> [Aim]: Copy out all of the records below word for word, leaving every line unchanged.

Region boundary data:
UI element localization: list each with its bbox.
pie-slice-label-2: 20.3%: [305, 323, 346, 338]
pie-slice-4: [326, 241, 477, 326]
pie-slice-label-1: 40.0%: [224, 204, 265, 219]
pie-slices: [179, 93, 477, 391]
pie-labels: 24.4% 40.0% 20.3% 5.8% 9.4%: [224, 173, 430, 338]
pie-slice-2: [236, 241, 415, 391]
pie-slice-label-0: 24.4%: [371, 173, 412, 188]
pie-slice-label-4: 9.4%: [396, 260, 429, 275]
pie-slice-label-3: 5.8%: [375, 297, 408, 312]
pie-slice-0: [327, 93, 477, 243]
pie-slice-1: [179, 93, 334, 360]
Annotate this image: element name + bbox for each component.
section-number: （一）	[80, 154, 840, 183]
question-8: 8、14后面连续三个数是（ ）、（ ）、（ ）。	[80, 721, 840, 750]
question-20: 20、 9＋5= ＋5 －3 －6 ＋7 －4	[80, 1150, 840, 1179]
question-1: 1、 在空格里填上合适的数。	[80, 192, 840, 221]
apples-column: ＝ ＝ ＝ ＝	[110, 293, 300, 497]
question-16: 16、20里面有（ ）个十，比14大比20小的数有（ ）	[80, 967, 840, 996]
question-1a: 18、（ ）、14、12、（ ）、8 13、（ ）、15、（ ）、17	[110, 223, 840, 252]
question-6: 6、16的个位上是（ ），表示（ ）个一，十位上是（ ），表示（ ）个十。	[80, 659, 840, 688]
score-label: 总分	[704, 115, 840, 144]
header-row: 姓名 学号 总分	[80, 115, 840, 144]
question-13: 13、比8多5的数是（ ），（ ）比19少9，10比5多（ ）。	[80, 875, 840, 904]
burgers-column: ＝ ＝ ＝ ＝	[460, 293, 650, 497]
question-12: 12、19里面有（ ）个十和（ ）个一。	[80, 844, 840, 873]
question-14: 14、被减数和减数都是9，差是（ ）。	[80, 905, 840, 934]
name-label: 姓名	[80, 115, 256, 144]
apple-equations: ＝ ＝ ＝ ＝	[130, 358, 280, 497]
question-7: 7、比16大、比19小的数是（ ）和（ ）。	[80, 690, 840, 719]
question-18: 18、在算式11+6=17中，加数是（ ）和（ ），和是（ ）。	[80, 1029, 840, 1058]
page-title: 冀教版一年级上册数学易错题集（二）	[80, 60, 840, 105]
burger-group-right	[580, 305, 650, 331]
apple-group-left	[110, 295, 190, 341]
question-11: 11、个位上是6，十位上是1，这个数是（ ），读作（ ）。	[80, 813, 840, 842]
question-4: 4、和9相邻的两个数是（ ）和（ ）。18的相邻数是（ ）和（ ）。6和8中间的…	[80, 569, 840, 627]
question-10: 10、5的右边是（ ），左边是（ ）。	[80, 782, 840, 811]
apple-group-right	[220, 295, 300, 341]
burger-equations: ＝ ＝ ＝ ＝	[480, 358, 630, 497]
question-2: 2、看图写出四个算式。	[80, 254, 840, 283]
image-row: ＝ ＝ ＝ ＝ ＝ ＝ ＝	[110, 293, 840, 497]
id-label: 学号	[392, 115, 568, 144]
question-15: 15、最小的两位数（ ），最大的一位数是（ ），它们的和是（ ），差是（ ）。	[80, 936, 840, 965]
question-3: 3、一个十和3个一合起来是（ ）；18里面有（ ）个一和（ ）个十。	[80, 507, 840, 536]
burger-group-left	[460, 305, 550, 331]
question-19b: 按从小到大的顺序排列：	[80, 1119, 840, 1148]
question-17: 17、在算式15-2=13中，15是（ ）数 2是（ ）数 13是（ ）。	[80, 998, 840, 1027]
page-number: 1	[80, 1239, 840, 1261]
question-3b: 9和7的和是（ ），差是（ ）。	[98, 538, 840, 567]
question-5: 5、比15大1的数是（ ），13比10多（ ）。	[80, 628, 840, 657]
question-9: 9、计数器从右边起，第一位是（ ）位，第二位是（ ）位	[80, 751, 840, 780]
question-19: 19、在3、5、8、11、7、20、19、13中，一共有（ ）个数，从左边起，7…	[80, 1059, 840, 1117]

> [Result for this task]:
UI element localization: list each with its bbox.
pie-slice-label-2: 20.3%: [305, 323, 346, 338]
pie-slice-4: [326, 241, 477, 326]
pie-slice-label-1: 40.0%: [224, 204, 265, 219]
pie-slices: [179, 93, 477, 391]
pie-labels: 24.4% 40.0% 20.3% 5.8% 9.4%: [224, 173, 430, 338]
pie-slice-2: [236, 241, 415, 391]
pie-slice-label-0: 24.4%: [371, 173, 412, 188]
pie-slice-label-4: 9.4%: [396, 260, 429, 275]
pie-slice-label-3: 5.8%: [375, 297, 408, 312]
pie-slice-0: [327, 93, 477, 243]
pie-slice-1: [179, 93, 334, 360]
Annotate this image: element name + bbox for each component.
section-number: （一）	[80, 154, 840, 183]
question-8: 8、14后面连续三个数是（ ）、（ ）、（ ）。	[80, 721, 840, 750]
question-20: 20、 9＋5= ＋5 －3 －6 ＋7 －4	[80, 1150, 840, 1179]
question-1: 1、 在空格里填上合适的数。	[80, 192, 840, 221]
apples-column: ＝ ＝ ＝ ＝	[110, 293, 300, 497]
question-16: 16、20里面有（ ）个十，比14大比20小的数有（ ）	[80, 967, 840, 996]
question-1a: 18、（ ）、14、12、（ ）、8 13、（ ）、15、（ ）、17	[110, 223, 840, 252]
question-6: 6、16的个位上是（ ），表示（ ）个一，十位上是（ ），表示（ ）个十。	[80, 659, 840, 688]
score-label: 总分	[704, 115, 840, 144]
header-row: 姓名 学号 总分	[80, 115, 840, 144]
question-13: 13、比8多5的数是（ ），（ ）比19少9，10比5多（ ）。	[80, 875, 840, 904]
burgers-column: ＝ ＝ ＝ ＝	[460, 293, 650, 497]
question-12: 12、19里面有（ ）个十和（ ）个一。	[80, 844, 840, 873]
question-14: 14、被减数和减数都是9，差是（ ）。	[80, 905, 840, 934]
name-label: 姓名	[80, 115, 256, 144]
apple-equations: ＝ ＝ ＝ ＝	[130, 358, 280, 497]
question-7: 7、比16大、比19小的数是（ ）和（ ）。	[80, 690, 840, 719]
question-18: 18、在算式11+6=17中，加数是（ ）和（ ），和是（ ）。	[80, 1029, 840, 1058]
page-title: 冀教版一年级上册数学易错题集（二）	[80, 60, 840, 105]
burger-group-right	[580, 305, 650, 331]
apple-group-left	[110, 295, 190, 341]
question-11: 11、个位上是6，十位上是1，这个数是（ ），读作（ ）。	[80, 813, 840, 842]
question-4: 4、和9相邻的两个数是（ ）和（ ）。18的相邻数是（ ）和（ ）。6和8中间的…	[80, 569, 840, 627]
question-10: 10、5的右边是（ ），左边是（ ）。	[80, 782, 840, 811]
apple-group-right	[220, 295, 300, 341]
burger-equations: ＝ ＝ ＝ ＝	[480, 358, 630, 497]
question-2: 2、看图写出四个算式。	[80, 254, 840, 283]
image-row: ＝ ＝ ＝ ＝ ＝ ＝ ＝	[110, 293, 840, 497]
id-label: 学号	[392, 115, 568, 144]
question-15: 15、最小的两位数（ ），最大的一位数是（ ），它们的和是（ ），差是（ ）。	[80, 936, 840, 965]
question-3: 3、一个十和3个一合起来是（ ）；18里面有（ ）个一和（ ）个十。	[80, 507, 840, 536]
burger-group-left	[460, 305, 550, 331]
question-19b: 按从小到大的顺序排列：	[80, 1119, 840, 1148]
question-17: 17、在算式15-2=13中，15是（ ）数 2是（ ）数 13是（ ）。	[80, 998, 840, 1027]
page-number: 1	[80, 1239, 840, 1261]
question-3b: 9和7的和是（ ），差是（ ）。	[98, 538, 840, 567]
question-5: 5、比15大1的数是（ ），13比10多（ ）。	[80, 628, 840, 657]
question-9: 9、计数器从右边起，第一位是（ ）位，第二位是（ ）位	[80, 751, 840, 780]
question-19: 19、在3、5、8、11、7、20、19、13中，一共有（ ）个数，从左边起，7…	[80, 1059, 840, 1117]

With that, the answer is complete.